(Figure record extracts)
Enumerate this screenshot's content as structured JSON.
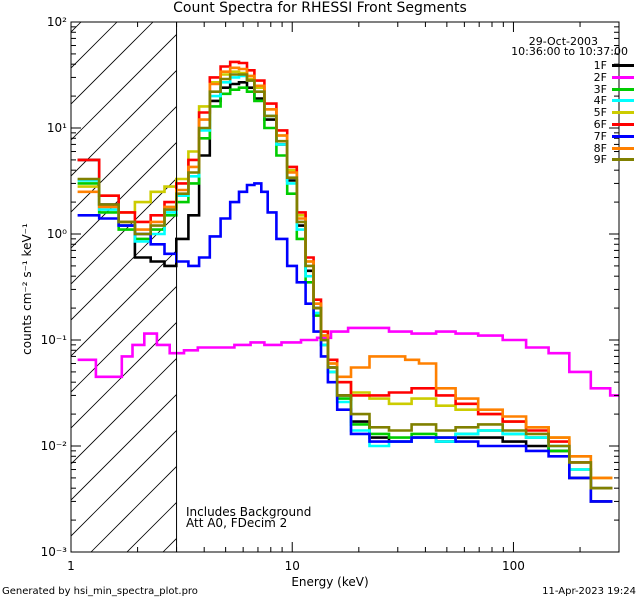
{
  "chart_data": {
    "type": "line",
    "title": "Count Spectra for RHESSI Front Segments",
    "date": "29-Oct-2003",
    "time_range": "10:36:00 to 10:37:00",
    "xlabel": "Energy (keV)",
    "ylabel": "counts cm⁻² s⁻¹ keV⁻¹",
    "xscale": "log",
    "yscale": "log",
    "xlim": [
      1,
      300
    ],
    "ylim": [
      0.001,
      100
    ],
    "x_tick_labels": [
      "1",
      "10",
      "100"
    ],
    "y_tick_labels": [
      "10⁻³",
      "10⁻²",
      "10⁻¹",
      "10⁰",
      "10¹",
      "10²"
    ],
    "hatched_region_max_keV": 3,
    "annotations": [
      "Includes Background",
      "Att A0, FDecim 2"
    ],
    "footer_left": "Generated by hsi_min_spectra_plot.pro",
    "footer_right": "11-Apr-2023 19:24",
    "series": [
      {
        "name": "1F",
        "color": "#000000",
        "x": [
          1.2,
          1.5,
          1.8,
          2.1,
          2.5,
          2.8,
          3.2,
          3.6,
          4.0,
          4.5,
          5.0,
          5.5,
          6.0,
          6.5,
          7.0,
          8.0,
          9.0,
          10.0,
          11.0,
          12.0,
          13.0,
          14.0,
          15.0,
          17.0,
          20.0,
          25.0,
          30.0,
          40.0,
          50.0,
          60.0,
          80.0,
          100.0,
          130.0,
          160.0,
          200.0,
          250.0
        ],
        "y": [
          5.0,
          1.9,
          1.2,
          0.6,
          0.55,
          0.5,
          0.9,
          1.5,
          5.5,
          18,
          24,
          26,
          27,
          24,
          19,
          12,
          7,
          3.2,
          1.2,
          0.45,
          0.2,
          0.1,
          0.055,
          0.03,
          0.017,
          0.012,
          0.011,
          0.012,
          0.011,
          0.012,
          0.012,
          0.011,
          0.01,
          0.009,
          0.005,
          0.003
        ]
      },
      {
        "name": "2F",
        "color": "#ff00ff",
        "x": [
          1.2,
          1.4,
          1.6,
          1.8,
          2.0,
          2.3,
          2.6,
          3.0,
          3.5,
          4.0,
          5.0,
          6.0,
          7.0,
          8.0,
          10.0,
          12.0,
          14.0,
          16.0,
          20.0,
          25.0,
          30.0,
          40.0,
          50.0,
          60.0,
          80.0,
          100.0,
          130.0,
          160.0,
          200.0,
          250.0,
          300.0
        ],
        "y": [
          0.065,
          0.045,
          0.045,
          0.07,
          0.09,
          0.115,
          0.09,
          0.075,
          0.08,
          0.085,
          0.085,
          0.09,
          0.095,
          0.09,
          0.095,
          0.1,
          0.105,
          0.12,
          0.13,
          0.13,
          0.12,
          0.115,
          0.12,
          0.115,
          0.11,
          0.1,
          0.085,
          0.075,
          0.05,
          0.035,
          0.03
        ]
      },
      {
        "name": "3F",
        "color": "#00cc00",
        "x": [
          1.2,
          1.5,
          1.8,
          2.1,
          2.5,
          2.8,
          3.2,
          3.6,
          4.0,
          4.5,
          5.0,
          5.5,
          6.0,
          6.5,
          7.0,
          8.0,
          9.0,
          10.0,
          11.0,
          12.0,
          13.0,
          14.0,
          15.0,
          17.0,
          20.0,
          25.0,
          30.0,
          40.0,
          50.0,
          60.0,
          80.0,
          100.0,
          130.0,
          160.0,
          200.0,
          250.0
        ],
        "y": [
          3.0,
          1.6,
          1.1,
          0.9,
          1.1,
          1.5,
          2.0,
          3.0,
          8.0,
          16,
          21,
          23,
          24,
          22,
          18,
          10,
          5.5,
          2.4,
          0.9,
          0.35,
          0.17,
          0.09,
          0.05,
          0.028,
          0.016,
          0.013,
          0.012,
          0.013,
          0.012,
          0.013,
          0.014,
          0.013,
          0.012,
          0.009,
          0.006,
          0.004
        ]
      },
      {
        "name": "4F",
        "color": "#00ffff",
        "x": [
          1.2,
          1.5,
          1.8,
          2.1,
          2.5,
          2.8,
          3.2,
          3.6,
          4.0,
          4.5,
          5.0,
          5.5,
          6.0,
          6.5,
          7.0,
          8.0,
          9.0,
          10.0,
          11.0,
          12.0,
          13.0,
          14.0,
          15.0,
          17.0,
          20.0,
          25.0,
          30.0,
          40.0,
          50.0,
          60.0,
          80.0,
          100.0,
          130.0,
          160.0,
          200.0,
          250.0
        ],
        "y": [
          3.2,
          1.7,
          1.2,
          0.85,
          1.0,
          1.6,
          2.3,
          3.5,
          9.5,
          20,
          27,
          30,
          31,
          28,
          22,
          13,
          7,
          3.0,
          1.1,
          0.4,
          0.18,
          0.09,
          0.05,
          0.026,
          0.014,
          0.01,
          0.011,
          0.012,
          0.011,
          0.013,
          0.014,
          0.013,
          0.012,
          0.01,
          0.006,
          0.004
        ]
      },
      {
        "name": "5F",
        "color": "#cccc00",
        "x": [
          1.2,
          1.5,
          1.8,
          2.1,
          2.5,
          2.8,
          3.2,
          3.6,
          4.0,
          4.5,
          5.0,
          5.5,
          6.0,
          6.5,
          7.0,
          8.0,
          9.0,
          10.0,
          11.0,
          12.0,
          13.0,
          14.0,
          15.0,
          17.0,
          20.0,
          25.0,
          30.0,
          40.0,
          50.0,
          60.0,
          80.0,
          100.0,
          130.0,
          160.0,
          200.0,
          250.0
        ],
        "y": [
          2.8,
          2.3,
          1.6,
          2.0,
          2.5,
          2.8,
          3.3,
          6.0,
          16,
          27,
          32,
          34,
          33,
          29,
          24,
          15,
          8.5,
          4.0,
          1.5,
          0.55,
          0.22,
          0.11,
          0.06,
          0.04,
          0.032,
          0.028,
          0.025,
          0.028,
          0.024,
          0.022,
          0.02,
          0.017,
          0.015,
          0.012,
          0.008,
          0.005
        ]
      },
      {
        "name": "6F",
        "color": "#ff0000",
        "x": [
          1.2,
          1.5,
          1.8,
          2.1,
          2.5,
          2.8,
          3.2,
          3.6,
          4.0,
          4.5,
          5.0,
          5.5,
          6.0,
          6.5,
          7.0,
          8.0,
          9.0,
          10.0,
          11.0,
          12.0,
          13.0,
          14.0,
          15.0,
          17.0,
          20.0,
          25.0,
          30.0,
          40.0,
          50.0,
          60.0,
          80.0,
          100.0,
          130.0,
          160.0,
          200.0,
          250.0
        ],
        "y": [
          5.0,
          2.3,
          1.6,
          1.3,
          1.5,
          2.0,
          3.0,
          5.0,
          14,
          30,
          38,
          42,
          41,
          35,
          28,
          17,
          9.5,
          4.3,
          1.6,
          0.6,
          0.24,
          0.12,
          0.065,
          0.04,
          0.03,
          0.03,
          0.032,
          0.035,
          0.03,
          0.025,
          0.02,
          0.017,
          0.014,
          0.011,
          0.007,
          0.004
        ]
      },
      {
        "name": "7F",
        "color": "#0000ff",
        "x": [
          1.2,
          1.5,
          1.8,
          2.1,
          2.5,
          2.8,
          3.2,
          3.6,
          4.0,
          4.5,
          5.0,
          5.5,
          6.0,
          6.5,
          7.0,
          7.5,
          8.0,
          9.0,
          10.0,
          11.0,
          12.0,
          13.0,
          14.0,
          15.0,
          17.0,
          20.0,
          25.0,
          30.0,
          40.0,
          50.0,
          60.0,
          80.0,
          100.0,
          130.0,
          160.0,
          200.0,
          250.0
        ],
        "y": [
          1.5,
          1.4,
          1.2,
          1.0,
          0.8,
          0.65,
          0.55,
          0.5,
          0.6,
          0.95,
          1.4,
          2.0,
          2.5,
          2.9,
          3.0,
          2.5,
          1.6,
          0.9,
          0.5,
          0.35,
          0.22,
          0.12,
          0.07,
          0.04,
          0.022,
          0.013,
          0.011,
          0.011,
          0.012,
          0.012,
          0.011,
          0.01,
          0.01,
          0.009,
          0.008,
          0.005,
          0.003
        ]
      },
      {
        "name": "8F",
        "color": "#ff8000",
        "x": [
          1.2,
          1.5,
          1.8,
          2.1,
          2.5,
          2.8,
          3.2,
          3.6,
          4.0,
          4.5,
          5.0,
          5.5,
          6.0,
          6.5,
          7.0,
          8.0,
          9.0,
          10.0,
          11.0,
          12.0,
          13.0,
          14.0,
          15.0,
          17.0,
          20.0,
          25.0,
          30.0,
          35.0,
          40.0,
          50.0,
          60.0,
          80.0,
          100.0,
          130.0,
          160.0,
          200.0,
          250.0
        ],
        "y": [
          2.5,
          1.8,
          1.3,
          1.1,
          1.3,
          1.8,
          2.6,
          4.3,
          12,
          26,
          34,
          37,
          36,
          31,
          25,
          15,
          8.5,
          3.8,
          1.4,
          0.55,
          0.22,
          0.11,
          0.06,
          0.045,
          0.055,
          0.07,
          0.07,
          0.065,
          0.06,
          0.035,
          0.028,
          0.022,
          0.019,
          0.015,
          0.012,
          0.008,
          0.005
        ]
      },
      {
        "name": "9F",
        "color": "#808000",
        "x": [
          1.2,
          1.5,
          1.8,
          2.1,
          2.5,
          2.8,
          3.2,
          3.6,
          4.0,
          4.5,
          5.0,
          5.5,
          6.0,
          6.5,
          7.0,
          8.0,
          9.0,
          10.0,
          11.0,
          12.0,
          13.0,
          14.0,
          15.0,
          17.0,
          20.0,
          25.0,
          30.0,
          40.0,
          50.0,
          60.0,
          80.0,
          100.0,
          130.0,
          160.0,
          200.0,
          250.0
        ],
        "y": [
          3.3,
          1.9,
          1.3,
          1.0,
          1.2,
          1.7,
          2.4,
          3.8,
          10,
          22,
          29,
          32,
          32,
          28,
          22,
          13,
          7.5,
          3.4,
          1.3,
          0.5,
          0.2,
          0.1,
          0.055,
          0.03,
          0.02,
          0.015,
          0.014,
          0.016,
          0.014,
          0.015,
          0.016,
          0.014,
          0.013,
          0.01,
          0.007,
          0.004
        ]
      }
    ]
  }
}
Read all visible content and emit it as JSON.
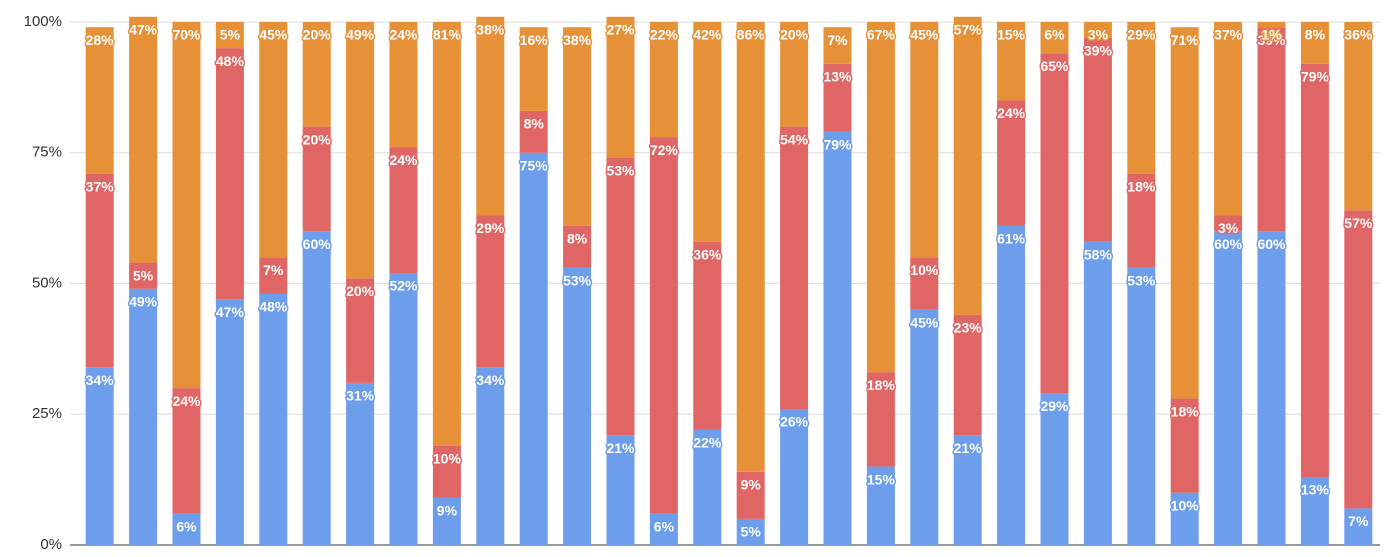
{
  "chart_data": {
    "type": "stacked_bar",
    "categories": [
      null,
      null,
      null,
      null,
      null,
      null,
      null,
      null,
      null,
      null,
      null,
      null,
      null,
      null,
      null,
      null,
      null,
      null,
      null,
      null,
      null,
      null,
      null,
      null,
      null,
      null,
      null,
      null,
      null,
      null
    ],
    "series": [
      {
        "color": "#6d9eeb",
        "values": [
          34,
          49,
          6,
          47,
          48,
          60,
          31,
          52,
          9,
          34,
          75,
          53,
          21,
          6,
          22,
          5,
          26,
          79,
          15,
          45,
          21,
          61,
          29,
          58,
          53,
          10,
          60,
          60,
          13,
          7
        ],
        "value_labels": [
          "34%",
          "49%",
          "6%",
          "47%",
          "48%",
          "60%",
          "31%",
          "52%",
          "9%",
          "34%",
          "75%",
          "53%",
          "21%",
          "6%",
          "22%",
          "5%",
          "26%",
          "79%",
          "15%",
          "45%",
          "21%",
          "61%",
          "29%",
          "58%",
          "53%",
          "10%",
          "60%",
          "60%",
          "13%",
          "7%"
        ]
      },
      {
        "color": "#e06666",
        "values": [
          37,
          5,
          24,
          48,
          7,
          20,
          20,
          24,
          10,
          29,
          8,
          8,
          53,
          72,
          36,
          9,
          54,
          13,
          18,
          10,
          23,
          24,
          65,
          39,
          18,
          18,
          3,
          39,
          79,
          57
        ],
        "value_labels": [
          "37%",
          "5%",
          "24%",
          "48%",
          "7%",
          "20%",
          "20%",
          "24%",
          "10%",
          "29%",
          "8%",
          "8%",
          "53%",
          "72%",
          "36%",
          "9%",
          "54%",
          "13%",
          "18%",
          "10%",
          "23%",
          "24%",
          "65%",
          "39%",
          "18%",
          "18%",
          "3%",
          "39%",
          "79%",
          "57%"
        ]
      },
      {
        "color": "#e69138",
        "values": [
          28,
          47,
          70,
          5,
          45,
          20,
          49,
          24,
          81,
          38,
          16,
          38,
          27,
          22,
          42,
          86,
          20,
          7,
          67,
          45,
          57,
          15,
          6,
          3,
          29,
          71,
          37,
          1,
          8,
          36
        ],
        "value_labels": [
          "28%",
          "47%",
          "70%",
          "5%",
          "45%",
          "20%",
          "49%",
          "24%",
          "81%",
          "38%",
          "16%",
          "38%",
          "27%",
          "22%",
          "42%",
          "86%",
          "20%",
          "7%",
          "67%",
          "45%",
          "57%",
          "15%",
          "6%",
          "3%",
          "29%",
          "71%",
          "37%",
          "1%",
          "8%",
          "36%"
        ]
      }
    ],
    "ylim": [
      0,
      100
    ],
    "yticks": [
      {
        "value": 0,
        "label": "0%"
      },
      {
        "value": 25,
        "label": "25%"
      },
      {
        "value": 50,
        "label": "50%"
      },
      {
        "value": 75,
        "label": "75%"
      },
      {
        "value": 100,
        "label": "100%"
      }
    ],
    "grid": true
  }
}
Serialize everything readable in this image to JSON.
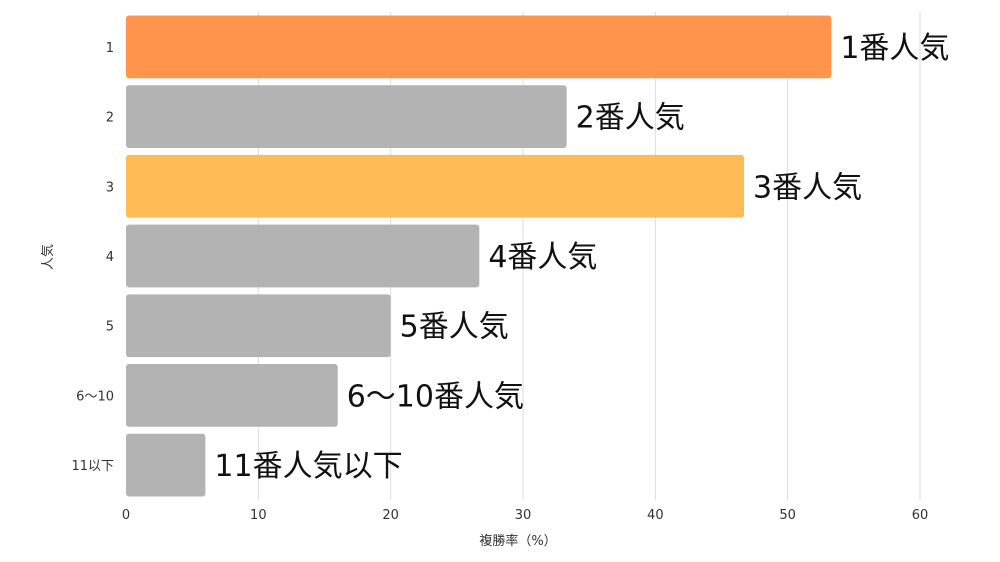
{
  "chart_data": {
    "type": "bar",
    "orientation": "horizontal",
    "categories": [
      "1",
      "2",
      "3",
      "4",
      "5",
      "6〜10",
      "11以下"
    ],
    "values": [
      53.3,
      33.3,
      46.7,
      26.7,
      20.0,
      16.0,
      6.0
    ],
    "bar_labels": [
      "1番人気",
      "2番人気",
      "3番人気",
      "4番人気",
      "5番人気",
      "6〜10番人気",
      "11番人気以下"
    ],
    "bar_colors": [
      "#ff944d",
      "#b3b3b3",
      "#ffbb55",
      "#b3b3b3",
      "#b3b3b3",
      "#b3b3b3",
      "#b3b3b3"
    ],
    "xlabel": "複勝率（%）",
    "ylabel": "人気",
    "xlim": [
      0,
      60
    ],
    "xticks": [
      0,
      10,
      20,
      30,
      40,
      50,
      60
    ],
    "grid": "vertical"
  }
}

# WRITTEN TASK:
Copy each line holding the word "this" from the listing above.

# THE RESPONSE:
Enumerate this screenshot's content as structured JSON.
Serialize everything readable in this image to JSON.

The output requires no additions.